>> BEGIN Information given

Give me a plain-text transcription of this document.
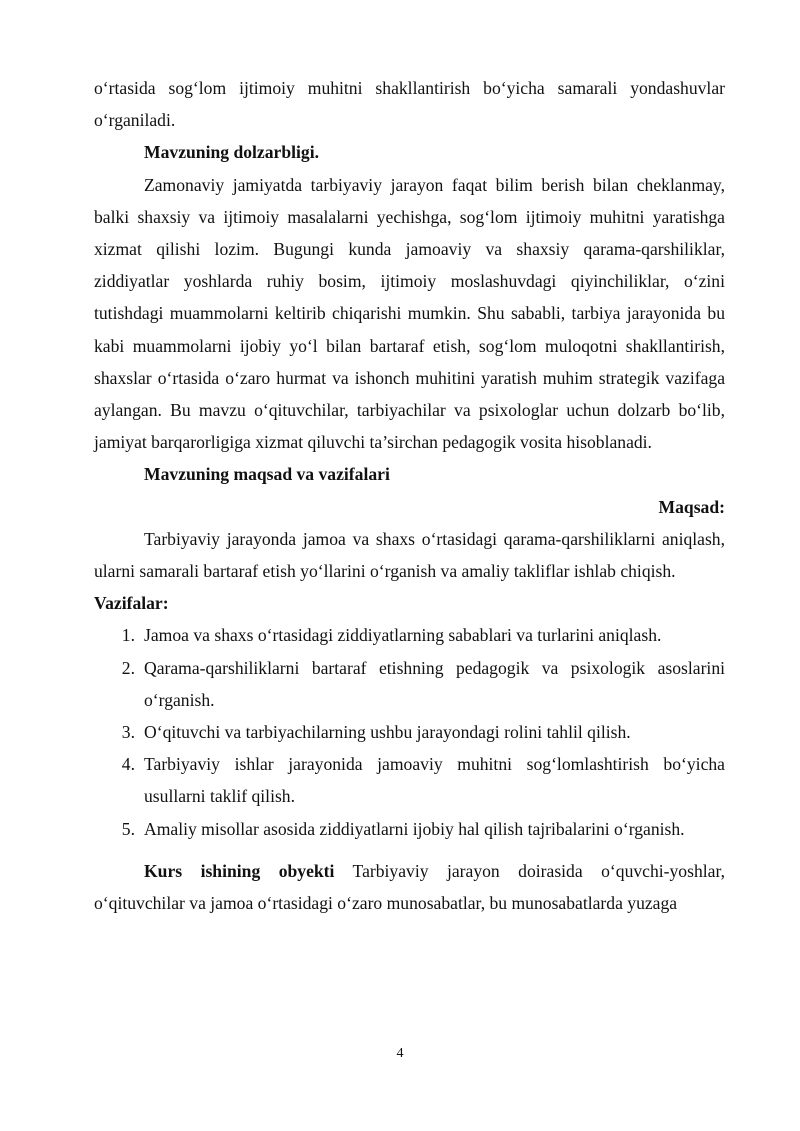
o‘rtasida sog‘lom ijtimoiy muhitni shakllantirish bo‘yicha samarali yondashuvlar o‘rganiladi.

Mavzuning dolzarbligi.

Zamonaviy jamiyatda tarbiyaviy jarayon faqat bilim berish bilan cheklanmay, balki shaxsiy va ijtimoiy masalalarni yechishga, sog‘lom ijtimoiy muhitni yaratishga xizmat qilishi lozim. Bugungi kunda jamoaviy va shaxsiy qarama-qarshiliklar, ziddiyatlar yoshlarda ruhiy bosim, ijtimoiy moslashuvdagi qiyinchiliklar, o‘zini tutishdagi muammolarni keltirib chiqarishi mumkin. Shu sababli, tarbiya jarayonida bu kabi muammolarni ijobiy yo‘l bilan bartaraf etish, sog‘lom muloqotni shakllantirish, shaxslar o‘rtasida o‘zaro hurmat va ishonch muhitini yaratish muhim strategik vazifaga aylangan. Bu mavzu o‘qituvchilar, tarbiyachilar va psixologlar uchun dolzarb bo‘lib, jamiyat barqarorligiga xizmat qiluvchi ta’sirchan pedagogik vosita hisoblanadi.

Mavzuning maqsad va vazifalari

Maqsad:

Tarbiyaviy jarayonda jamoa va shaxs o‘rtasidagi qarama-qarshiliklarni aniqlash, ularni samarali bartaraf etish yo‘llarini o‘rganish va amaliy takliflar ishlab chiqish.

Vazifalar:

1. Jamoa va shaxs o‘rtasidagi ziddiyatlarning sabablari va turlarini aniqlash.
2. Qarama-qarshiliklarni bartaraf etishning pedagogik va psixologik asoslarini o‘rganish.
3. O‘qituvchi va tarbiyachilarning ushbu jarayondagi rolini tahlil qilish.
4. Tarbiyaviy ishlar jarayonida jamoaviy muhitni sog‘lomlashtirish bo‘yicha usullarni taklif qilish.
5. Amaliy misollar asosida ziddiyatlarni ijobiy hal qilish tajribalarini o‘rganish.

Kurs ishining obyekti Tarbiyaviy jarayon doirasida o‘quvchi-yoshlar, o‘qituvchilar va jamoa o‘rtasidagi o‘zaro munosabatlar, bu munosabatlarda yuzaga

4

>> END Information given

Task brief: Omit the pictures, and quote the material above exactly as given.

Answer to this problem:
Give me a plain-text transcription of this document.
o‘rtasida sog‘lom ijtimoiy muhitni shakllantirish bo‘yicha samarali yondashuvlar o‘rganiladi.

Mavzuning dolzarbligi.

Zamonaviy jamiyatda tarbiyaviy jarayon faqat bilim berish bilan cheklanmay, balki shaxsiy va ijtimoiy masalalarni yechishga, sog‘lom ijtimoiy muhitni yaratishga xizmat qilishi lozim. Bugungi kunda jamoaviy va shaxsiy qarama-qarshiliklar, ziddiyatlar yoshlarda ruhiy bosim, ijtimoiy moslashuvdagi qiyinchiliklar, o‘zini tutishdagi muammolarni keltirib chiqarishi mumkin. Shu sababli, tarbiya jarayonida bu kabi muammolarni ijobiy yo‘l bilan bartaraf etish, sog‘lom muloqotni shakllantirish, shaxslar o‘rtasida o‘zaro hurmat va ishonch muhitini yaratish muhim strategik vazifaga aylangan. Bu mavzu o‘qituvchilar, tarbiyachilar va psixologlar uchun dolzarb bo‘lib, jamiyat barqarorligiga xizmat qiluvchi ta’sirchan pedagogik vosita hisoblanadi.

Mavzuning maqsad va vazifalari

Maqsad:

Tarbiyaviy jarayonda jamoa va shaxs o‘rtasidagi qarama-qarshiliklarni aniqlash, ularni samarali bartaraf etish yo‘llarini o‘rganish va amaliy takliflar ishlab chiqish.

Vazifalar:

1. Jamoa va shaxs o‘rtasidagi ziddiyatlarning sabablari va turlarini aniqlash.
2. Qarama-qarshiliklarni bartaraf etishning pedagogik va psixologik asoslarini o‘rganish.
3. O‘qituvchi va tarbiyachilarning ushbu jarayondagi rolini tahlil qilish.
4. Tarbiyaviy ishlar jarayonida jamoaviy muhitni sog‘lomlashtirish bo‘yicha usullarni taklif qilish.
5. Amaliy misollar asosida ziddiyatlarni ijobiy hal qilish tajribalarini o‘rganish.

Kurs ishining obyekti Tarbiyaviy jarayon doirasida o‘quvchi-yoshlar, o‘qituvchilar va jamoa o‘rtasidagi o‘zaro munosabatlar, bu munosabatlarda yuzaga

4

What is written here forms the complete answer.